**EXTRACTED DATA:**
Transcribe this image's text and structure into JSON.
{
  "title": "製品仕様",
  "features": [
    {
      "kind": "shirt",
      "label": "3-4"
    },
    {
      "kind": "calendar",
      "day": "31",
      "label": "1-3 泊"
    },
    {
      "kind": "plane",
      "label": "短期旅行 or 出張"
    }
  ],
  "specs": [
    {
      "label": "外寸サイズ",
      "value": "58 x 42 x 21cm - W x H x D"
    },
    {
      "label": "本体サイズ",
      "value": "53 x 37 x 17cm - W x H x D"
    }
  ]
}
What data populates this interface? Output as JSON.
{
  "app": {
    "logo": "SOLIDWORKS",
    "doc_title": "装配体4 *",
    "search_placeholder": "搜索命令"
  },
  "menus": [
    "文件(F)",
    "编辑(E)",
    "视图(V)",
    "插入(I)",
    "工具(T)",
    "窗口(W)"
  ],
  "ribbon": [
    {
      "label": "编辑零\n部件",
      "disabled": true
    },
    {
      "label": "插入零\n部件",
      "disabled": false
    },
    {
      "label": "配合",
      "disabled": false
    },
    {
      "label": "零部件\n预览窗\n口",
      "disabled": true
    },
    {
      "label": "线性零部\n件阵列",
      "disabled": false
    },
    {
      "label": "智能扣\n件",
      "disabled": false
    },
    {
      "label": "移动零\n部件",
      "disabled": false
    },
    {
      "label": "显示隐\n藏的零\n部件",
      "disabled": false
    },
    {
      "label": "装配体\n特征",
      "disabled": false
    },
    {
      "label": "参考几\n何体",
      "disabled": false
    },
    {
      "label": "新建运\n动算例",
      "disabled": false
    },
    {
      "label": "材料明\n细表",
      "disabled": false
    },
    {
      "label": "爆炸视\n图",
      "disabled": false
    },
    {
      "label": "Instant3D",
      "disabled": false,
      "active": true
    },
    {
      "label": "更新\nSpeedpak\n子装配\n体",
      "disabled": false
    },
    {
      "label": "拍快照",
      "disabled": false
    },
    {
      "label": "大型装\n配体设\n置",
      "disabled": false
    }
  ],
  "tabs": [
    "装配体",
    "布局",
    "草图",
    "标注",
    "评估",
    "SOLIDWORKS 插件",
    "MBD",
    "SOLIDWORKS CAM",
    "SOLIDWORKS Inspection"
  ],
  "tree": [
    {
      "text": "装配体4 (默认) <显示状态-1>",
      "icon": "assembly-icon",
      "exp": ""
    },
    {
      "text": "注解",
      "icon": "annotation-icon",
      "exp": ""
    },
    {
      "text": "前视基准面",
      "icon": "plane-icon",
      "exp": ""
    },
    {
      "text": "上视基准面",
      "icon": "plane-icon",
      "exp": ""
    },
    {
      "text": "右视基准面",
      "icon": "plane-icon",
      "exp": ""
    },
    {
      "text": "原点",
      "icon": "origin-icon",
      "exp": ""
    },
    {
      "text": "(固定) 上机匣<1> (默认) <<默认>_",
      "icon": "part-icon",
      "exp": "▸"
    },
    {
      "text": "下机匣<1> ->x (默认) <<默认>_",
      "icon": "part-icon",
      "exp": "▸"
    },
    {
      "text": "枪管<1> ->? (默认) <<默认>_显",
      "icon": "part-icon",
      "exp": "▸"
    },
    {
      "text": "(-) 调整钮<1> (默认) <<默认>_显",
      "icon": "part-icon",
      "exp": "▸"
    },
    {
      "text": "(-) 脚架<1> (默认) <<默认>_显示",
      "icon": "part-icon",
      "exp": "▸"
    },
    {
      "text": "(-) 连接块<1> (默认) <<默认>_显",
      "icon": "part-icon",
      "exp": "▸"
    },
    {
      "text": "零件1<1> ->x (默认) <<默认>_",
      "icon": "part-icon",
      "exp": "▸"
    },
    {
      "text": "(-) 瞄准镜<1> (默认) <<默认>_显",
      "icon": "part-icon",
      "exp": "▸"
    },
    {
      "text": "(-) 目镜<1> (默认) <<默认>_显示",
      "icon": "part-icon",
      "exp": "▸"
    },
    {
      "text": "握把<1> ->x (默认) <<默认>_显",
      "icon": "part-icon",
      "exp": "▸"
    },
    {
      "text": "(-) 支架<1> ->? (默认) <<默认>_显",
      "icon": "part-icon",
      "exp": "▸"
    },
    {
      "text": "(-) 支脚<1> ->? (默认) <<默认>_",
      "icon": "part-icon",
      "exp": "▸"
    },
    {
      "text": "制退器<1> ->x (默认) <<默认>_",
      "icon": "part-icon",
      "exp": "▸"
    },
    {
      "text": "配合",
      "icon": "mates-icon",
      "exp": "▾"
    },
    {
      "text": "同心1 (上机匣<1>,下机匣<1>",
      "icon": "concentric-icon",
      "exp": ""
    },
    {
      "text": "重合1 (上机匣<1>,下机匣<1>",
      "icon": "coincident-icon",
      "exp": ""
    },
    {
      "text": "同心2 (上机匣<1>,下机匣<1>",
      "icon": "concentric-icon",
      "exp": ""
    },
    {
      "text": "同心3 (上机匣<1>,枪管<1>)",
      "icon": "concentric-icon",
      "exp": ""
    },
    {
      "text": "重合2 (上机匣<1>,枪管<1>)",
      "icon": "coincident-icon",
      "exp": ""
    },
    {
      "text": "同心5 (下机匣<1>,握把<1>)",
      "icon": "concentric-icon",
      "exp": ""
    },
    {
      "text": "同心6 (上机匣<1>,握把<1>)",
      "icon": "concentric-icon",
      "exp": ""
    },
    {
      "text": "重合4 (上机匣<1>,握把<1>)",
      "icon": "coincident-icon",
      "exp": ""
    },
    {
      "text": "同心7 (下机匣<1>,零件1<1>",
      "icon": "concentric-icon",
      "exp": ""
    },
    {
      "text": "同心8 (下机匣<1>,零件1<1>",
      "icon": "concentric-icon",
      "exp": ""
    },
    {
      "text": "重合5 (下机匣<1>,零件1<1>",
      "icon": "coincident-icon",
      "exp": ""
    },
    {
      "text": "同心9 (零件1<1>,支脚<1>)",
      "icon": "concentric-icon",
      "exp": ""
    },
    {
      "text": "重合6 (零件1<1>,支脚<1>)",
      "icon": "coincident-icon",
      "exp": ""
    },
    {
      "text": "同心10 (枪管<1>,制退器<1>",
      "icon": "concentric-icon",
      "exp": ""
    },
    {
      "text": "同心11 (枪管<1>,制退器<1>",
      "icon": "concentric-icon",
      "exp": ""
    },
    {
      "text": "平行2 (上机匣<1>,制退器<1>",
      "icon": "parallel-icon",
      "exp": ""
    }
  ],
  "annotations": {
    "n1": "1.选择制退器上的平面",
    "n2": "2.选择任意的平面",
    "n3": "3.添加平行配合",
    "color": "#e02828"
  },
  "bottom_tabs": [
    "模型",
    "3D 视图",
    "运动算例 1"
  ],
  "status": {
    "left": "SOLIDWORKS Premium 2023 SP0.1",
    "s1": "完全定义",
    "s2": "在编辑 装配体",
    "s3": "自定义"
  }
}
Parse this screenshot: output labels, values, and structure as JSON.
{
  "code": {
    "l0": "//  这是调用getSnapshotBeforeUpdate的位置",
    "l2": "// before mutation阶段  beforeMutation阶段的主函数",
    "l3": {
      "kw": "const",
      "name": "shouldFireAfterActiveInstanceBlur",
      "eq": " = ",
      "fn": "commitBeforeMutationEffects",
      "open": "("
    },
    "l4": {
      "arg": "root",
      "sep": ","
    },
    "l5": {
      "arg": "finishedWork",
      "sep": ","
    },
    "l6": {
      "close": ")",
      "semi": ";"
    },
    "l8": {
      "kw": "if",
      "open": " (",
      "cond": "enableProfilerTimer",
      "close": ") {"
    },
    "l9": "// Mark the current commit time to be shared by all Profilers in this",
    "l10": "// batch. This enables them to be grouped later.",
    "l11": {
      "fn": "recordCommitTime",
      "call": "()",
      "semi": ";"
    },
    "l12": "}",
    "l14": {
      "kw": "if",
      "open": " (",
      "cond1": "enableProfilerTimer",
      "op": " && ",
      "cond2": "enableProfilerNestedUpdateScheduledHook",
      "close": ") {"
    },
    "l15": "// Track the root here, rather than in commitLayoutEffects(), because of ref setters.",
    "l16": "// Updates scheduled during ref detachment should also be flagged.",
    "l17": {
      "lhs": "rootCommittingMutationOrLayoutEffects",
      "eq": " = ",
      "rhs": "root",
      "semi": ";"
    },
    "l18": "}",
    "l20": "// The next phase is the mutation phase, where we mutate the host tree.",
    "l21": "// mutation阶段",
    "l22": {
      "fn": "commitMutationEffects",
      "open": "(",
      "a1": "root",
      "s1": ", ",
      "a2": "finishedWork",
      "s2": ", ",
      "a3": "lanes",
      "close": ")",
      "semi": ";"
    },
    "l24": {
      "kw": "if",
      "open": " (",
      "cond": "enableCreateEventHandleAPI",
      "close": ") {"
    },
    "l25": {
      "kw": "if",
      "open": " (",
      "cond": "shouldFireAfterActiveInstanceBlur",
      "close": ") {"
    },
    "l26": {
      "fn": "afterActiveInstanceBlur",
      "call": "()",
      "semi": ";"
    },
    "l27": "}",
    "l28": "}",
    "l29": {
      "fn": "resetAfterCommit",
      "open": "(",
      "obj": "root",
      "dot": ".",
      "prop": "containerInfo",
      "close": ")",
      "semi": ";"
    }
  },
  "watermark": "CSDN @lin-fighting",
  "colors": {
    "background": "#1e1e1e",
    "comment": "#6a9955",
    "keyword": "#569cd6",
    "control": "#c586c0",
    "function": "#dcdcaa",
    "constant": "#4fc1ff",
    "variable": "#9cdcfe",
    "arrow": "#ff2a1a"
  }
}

**EXERCISE TASK:**
State the number of lines in the records that contain the string "SOLIDWORKS", and nothing more.

**ANSWER TO THIS EXERCISE:**
5